BEGIN Task input
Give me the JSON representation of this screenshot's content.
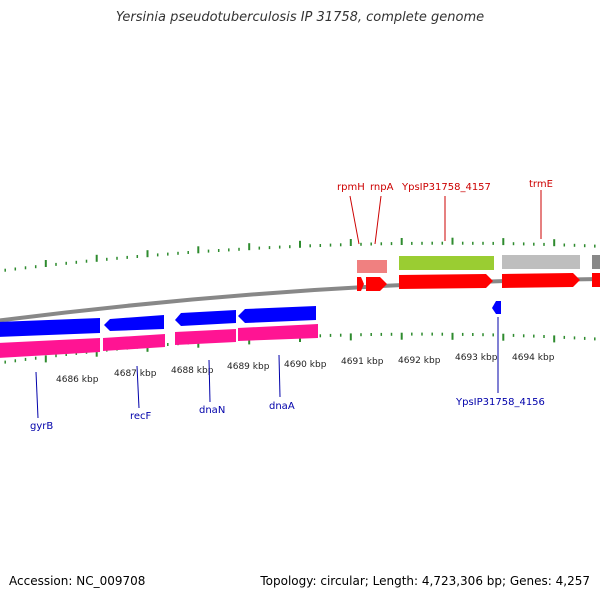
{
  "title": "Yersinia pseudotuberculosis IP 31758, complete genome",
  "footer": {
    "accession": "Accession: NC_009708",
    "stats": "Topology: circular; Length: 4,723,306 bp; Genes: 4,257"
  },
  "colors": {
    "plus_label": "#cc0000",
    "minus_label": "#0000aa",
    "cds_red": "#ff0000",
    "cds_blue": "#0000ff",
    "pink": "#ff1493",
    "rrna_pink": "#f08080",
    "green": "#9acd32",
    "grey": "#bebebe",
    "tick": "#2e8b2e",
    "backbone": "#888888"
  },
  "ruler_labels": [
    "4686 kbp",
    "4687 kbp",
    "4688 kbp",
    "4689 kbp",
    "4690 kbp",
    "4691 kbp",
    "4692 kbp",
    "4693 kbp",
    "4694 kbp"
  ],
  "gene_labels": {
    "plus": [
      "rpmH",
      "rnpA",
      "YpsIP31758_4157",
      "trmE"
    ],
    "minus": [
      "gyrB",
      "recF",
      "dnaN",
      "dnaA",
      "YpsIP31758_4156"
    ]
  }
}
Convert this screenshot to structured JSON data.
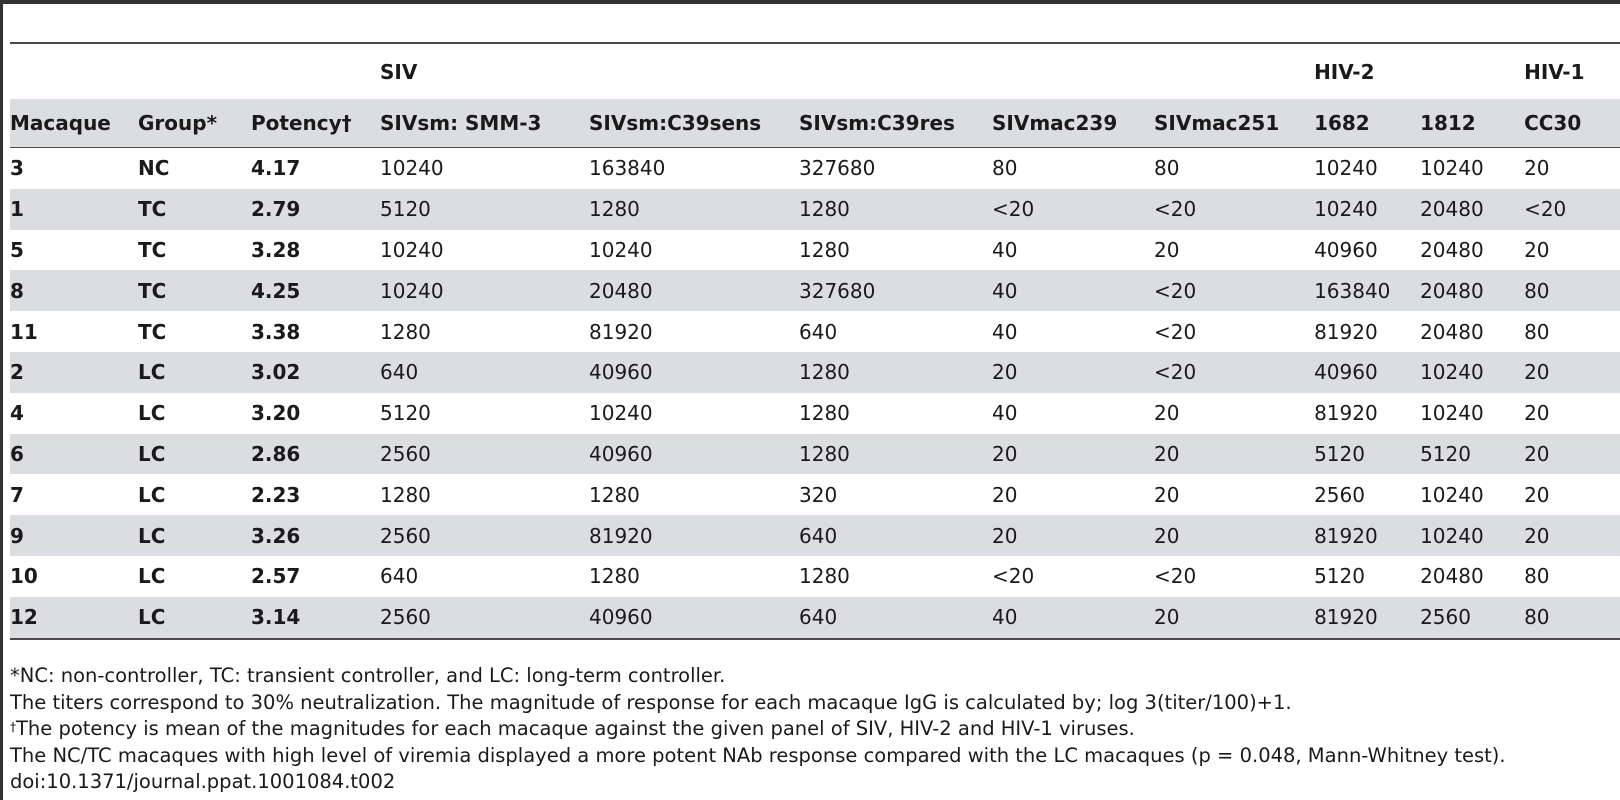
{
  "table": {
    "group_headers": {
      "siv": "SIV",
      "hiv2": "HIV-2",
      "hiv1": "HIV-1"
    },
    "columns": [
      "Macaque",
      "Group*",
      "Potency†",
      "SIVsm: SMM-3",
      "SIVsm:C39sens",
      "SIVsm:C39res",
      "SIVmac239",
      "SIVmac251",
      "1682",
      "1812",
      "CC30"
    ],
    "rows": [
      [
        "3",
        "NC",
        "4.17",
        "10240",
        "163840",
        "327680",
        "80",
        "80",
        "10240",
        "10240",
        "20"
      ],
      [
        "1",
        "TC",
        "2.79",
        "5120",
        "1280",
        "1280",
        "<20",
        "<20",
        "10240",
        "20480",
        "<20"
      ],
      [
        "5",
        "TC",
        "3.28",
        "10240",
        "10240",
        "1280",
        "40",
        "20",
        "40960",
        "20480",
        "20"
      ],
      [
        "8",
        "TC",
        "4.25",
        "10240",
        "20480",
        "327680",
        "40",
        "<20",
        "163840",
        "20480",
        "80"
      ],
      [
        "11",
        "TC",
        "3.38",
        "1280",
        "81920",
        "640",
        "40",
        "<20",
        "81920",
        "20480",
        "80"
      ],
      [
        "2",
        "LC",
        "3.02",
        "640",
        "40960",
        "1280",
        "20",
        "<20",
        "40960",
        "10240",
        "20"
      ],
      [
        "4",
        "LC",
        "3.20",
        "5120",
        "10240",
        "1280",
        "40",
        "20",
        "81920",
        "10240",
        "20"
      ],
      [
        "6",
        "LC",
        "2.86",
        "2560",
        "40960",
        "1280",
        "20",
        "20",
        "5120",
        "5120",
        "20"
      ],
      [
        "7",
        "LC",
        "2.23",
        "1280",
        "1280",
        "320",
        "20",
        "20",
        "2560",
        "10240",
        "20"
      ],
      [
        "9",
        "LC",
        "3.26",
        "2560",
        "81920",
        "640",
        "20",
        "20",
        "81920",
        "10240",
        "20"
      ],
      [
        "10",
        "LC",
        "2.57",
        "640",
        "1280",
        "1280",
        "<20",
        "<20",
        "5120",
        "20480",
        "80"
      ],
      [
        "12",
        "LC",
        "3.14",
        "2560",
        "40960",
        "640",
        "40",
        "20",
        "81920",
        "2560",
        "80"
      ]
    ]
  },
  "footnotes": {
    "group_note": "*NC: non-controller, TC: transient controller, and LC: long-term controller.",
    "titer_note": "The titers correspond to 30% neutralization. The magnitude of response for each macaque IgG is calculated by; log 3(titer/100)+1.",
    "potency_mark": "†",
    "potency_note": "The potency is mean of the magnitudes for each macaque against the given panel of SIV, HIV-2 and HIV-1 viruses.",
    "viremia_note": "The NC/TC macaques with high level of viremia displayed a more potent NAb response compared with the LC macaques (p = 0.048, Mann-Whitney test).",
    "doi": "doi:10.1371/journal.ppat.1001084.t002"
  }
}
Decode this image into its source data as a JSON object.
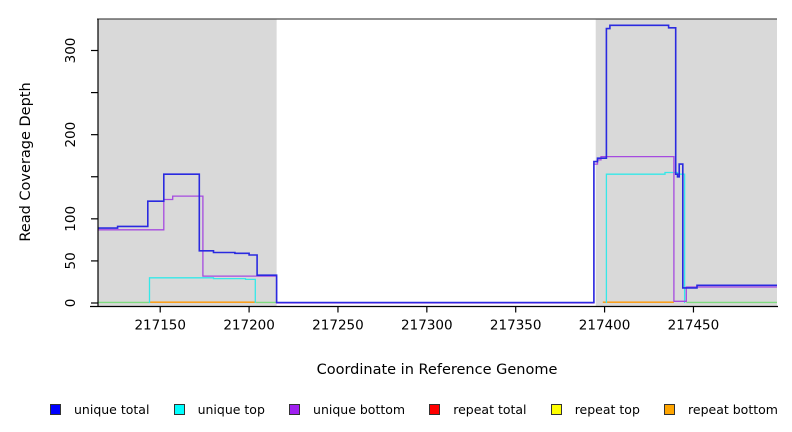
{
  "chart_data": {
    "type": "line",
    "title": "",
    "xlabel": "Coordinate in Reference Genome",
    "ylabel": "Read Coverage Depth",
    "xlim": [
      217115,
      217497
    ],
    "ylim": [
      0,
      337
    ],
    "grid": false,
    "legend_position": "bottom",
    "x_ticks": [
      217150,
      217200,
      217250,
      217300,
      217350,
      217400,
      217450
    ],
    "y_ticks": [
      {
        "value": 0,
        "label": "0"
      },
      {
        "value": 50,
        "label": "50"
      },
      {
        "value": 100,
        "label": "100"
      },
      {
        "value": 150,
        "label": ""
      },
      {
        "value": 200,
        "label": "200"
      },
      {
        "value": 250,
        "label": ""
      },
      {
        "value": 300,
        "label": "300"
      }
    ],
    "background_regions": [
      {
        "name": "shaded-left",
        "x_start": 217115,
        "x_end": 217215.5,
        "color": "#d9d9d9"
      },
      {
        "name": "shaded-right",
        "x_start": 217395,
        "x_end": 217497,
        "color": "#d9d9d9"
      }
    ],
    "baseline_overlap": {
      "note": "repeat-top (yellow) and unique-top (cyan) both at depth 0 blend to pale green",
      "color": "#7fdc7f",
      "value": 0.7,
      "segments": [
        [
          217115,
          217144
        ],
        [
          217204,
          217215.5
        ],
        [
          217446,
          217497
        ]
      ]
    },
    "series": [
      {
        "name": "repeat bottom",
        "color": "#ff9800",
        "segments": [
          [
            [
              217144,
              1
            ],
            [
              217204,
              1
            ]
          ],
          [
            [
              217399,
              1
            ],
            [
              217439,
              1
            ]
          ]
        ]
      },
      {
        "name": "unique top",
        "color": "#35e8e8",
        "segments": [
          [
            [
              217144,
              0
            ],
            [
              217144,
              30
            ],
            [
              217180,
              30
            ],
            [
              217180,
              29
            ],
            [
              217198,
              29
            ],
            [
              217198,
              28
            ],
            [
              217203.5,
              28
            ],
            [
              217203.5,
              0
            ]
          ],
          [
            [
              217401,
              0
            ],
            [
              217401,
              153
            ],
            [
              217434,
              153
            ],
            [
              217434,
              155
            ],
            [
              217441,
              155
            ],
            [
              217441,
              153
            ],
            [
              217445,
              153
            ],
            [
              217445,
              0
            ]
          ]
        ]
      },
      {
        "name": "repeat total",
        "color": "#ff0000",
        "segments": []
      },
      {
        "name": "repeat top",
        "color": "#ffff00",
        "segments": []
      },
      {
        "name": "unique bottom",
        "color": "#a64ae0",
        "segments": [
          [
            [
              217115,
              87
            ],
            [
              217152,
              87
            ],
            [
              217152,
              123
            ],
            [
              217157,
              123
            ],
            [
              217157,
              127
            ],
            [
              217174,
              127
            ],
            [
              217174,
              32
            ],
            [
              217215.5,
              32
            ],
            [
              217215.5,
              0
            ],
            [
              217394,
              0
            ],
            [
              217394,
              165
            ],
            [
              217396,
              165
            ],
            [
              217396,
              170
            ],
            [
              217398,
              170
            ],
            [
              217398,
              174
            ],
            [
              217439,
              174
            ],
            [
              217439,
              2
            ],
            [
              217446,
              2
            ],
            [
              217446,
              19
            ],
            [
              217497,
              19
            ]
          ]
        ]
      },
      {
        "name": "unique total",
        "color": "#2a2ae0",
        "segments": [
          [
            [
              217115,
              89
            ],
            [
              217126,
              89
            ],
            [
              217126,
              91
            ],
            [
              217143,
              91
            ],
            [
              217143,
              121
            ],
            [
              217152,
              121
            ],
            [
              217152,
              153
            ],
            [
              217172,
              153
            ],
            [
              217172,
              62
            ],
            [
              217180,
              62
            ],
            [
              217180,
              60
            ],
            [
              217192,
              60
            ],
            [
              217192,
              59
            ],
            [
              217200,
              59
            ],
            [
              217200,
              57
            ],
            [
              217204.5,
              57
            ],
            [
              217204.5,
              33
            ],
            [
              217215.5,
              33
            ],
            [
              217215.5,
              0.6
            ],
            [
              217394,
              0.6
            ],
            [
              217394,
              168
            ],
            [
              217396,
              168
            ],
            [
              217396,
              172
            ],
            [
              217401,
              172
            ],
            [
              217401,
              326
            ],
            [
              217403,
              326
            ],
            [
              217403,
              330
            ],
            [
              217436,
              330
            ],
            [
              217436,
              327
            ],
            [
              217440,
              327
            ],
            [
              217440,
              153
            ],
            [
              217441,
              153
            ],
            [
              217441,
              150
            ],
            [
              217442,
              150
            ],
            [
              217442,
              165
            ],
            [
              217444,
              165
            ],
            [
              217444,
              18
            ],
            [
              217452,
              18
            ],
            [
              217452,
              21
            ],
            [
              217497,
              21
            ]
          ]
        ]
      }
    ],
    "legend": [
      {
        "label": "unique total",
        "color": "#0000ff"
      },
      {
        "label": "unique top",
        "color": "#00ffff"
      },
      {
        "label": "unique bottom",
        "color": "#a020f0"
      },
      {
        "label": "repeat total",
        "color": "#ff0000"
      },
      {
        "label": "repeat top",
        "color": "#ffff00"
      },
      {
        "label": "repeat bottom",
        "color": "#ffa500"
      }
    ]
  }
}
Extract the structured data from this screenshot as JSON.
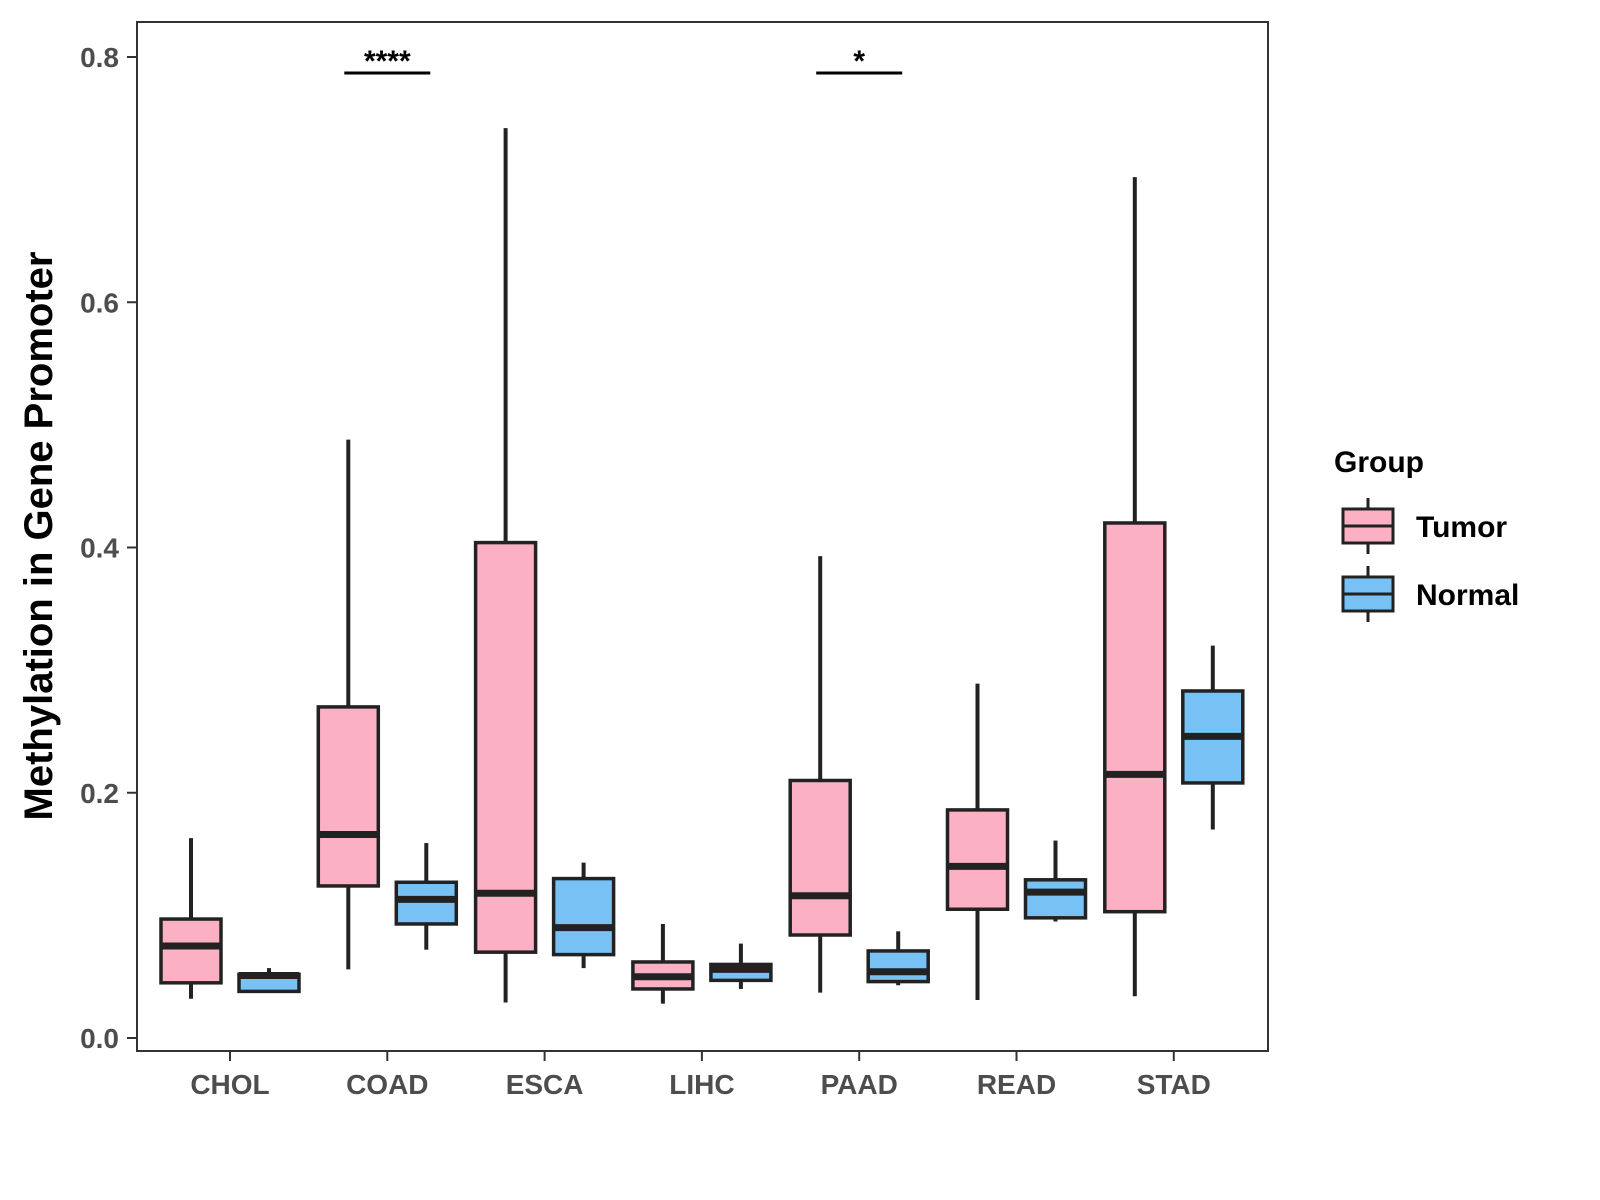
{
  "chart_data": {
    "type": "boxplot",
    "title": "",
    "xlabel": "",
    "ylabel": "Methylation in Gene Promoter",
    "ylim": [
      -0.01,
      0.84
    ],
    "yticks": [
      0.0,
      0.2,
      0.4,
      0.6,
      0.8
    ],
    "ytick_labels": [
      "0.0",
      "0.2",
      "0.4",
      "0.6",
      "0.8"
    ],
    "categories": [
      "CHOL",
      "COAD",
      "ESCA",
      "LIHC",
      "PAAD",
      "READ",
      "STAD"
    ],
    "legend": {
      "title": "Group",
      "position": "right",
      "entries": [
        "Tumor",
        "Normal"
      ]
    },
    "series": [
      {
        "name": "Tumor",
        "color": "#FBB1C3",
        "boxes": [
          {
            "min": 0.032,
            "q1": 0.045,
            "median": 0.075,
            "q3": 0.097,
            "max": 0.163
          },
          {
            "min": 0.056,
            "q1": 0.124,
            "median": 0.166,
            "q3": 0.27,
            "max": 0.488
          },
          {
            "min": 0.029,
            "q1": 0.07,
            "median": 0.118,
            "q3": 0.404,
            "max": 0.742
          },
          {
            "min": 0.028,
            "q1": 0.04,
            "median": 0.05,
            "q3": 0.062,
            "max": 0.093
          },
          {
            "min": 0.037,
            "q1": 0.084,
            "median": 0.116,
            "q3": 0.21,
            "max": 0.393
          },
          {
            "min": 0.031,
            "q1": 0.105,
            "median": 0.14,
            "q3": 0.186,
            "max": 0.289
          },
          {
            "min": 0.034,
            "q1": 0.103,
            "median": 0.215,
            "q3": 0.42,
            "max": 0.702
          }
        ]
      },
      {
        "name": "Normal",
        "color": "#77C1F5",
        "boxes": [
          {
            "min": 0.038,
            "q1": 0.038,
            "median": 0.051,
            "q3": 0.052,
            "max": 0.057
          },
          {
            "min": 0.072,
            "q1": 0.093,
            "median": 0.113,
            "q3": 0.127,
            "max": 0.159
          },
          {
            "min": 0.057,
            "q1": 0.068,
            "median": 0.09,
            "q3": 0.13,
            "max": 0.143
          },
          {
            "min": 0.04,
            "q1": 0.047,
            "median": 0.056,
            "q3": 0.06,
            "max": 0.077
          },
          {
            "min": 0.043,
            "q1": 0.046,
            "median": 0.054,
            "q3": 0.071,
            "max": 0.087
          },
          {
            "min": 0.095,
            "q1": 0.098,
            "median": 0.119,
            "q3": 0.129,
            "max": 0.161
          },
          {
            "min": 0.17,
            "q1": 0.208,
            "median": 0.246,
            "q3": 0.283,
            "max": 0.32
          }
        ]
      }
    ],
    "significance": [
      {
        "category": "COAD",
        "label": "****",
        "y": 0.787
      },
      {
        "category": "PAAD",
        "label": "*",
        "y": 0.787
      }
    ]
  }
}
END Task input
Exercise:
Nothing but a number should be given: the count of lines in the records that contain the word "structured".

Response to the task:
2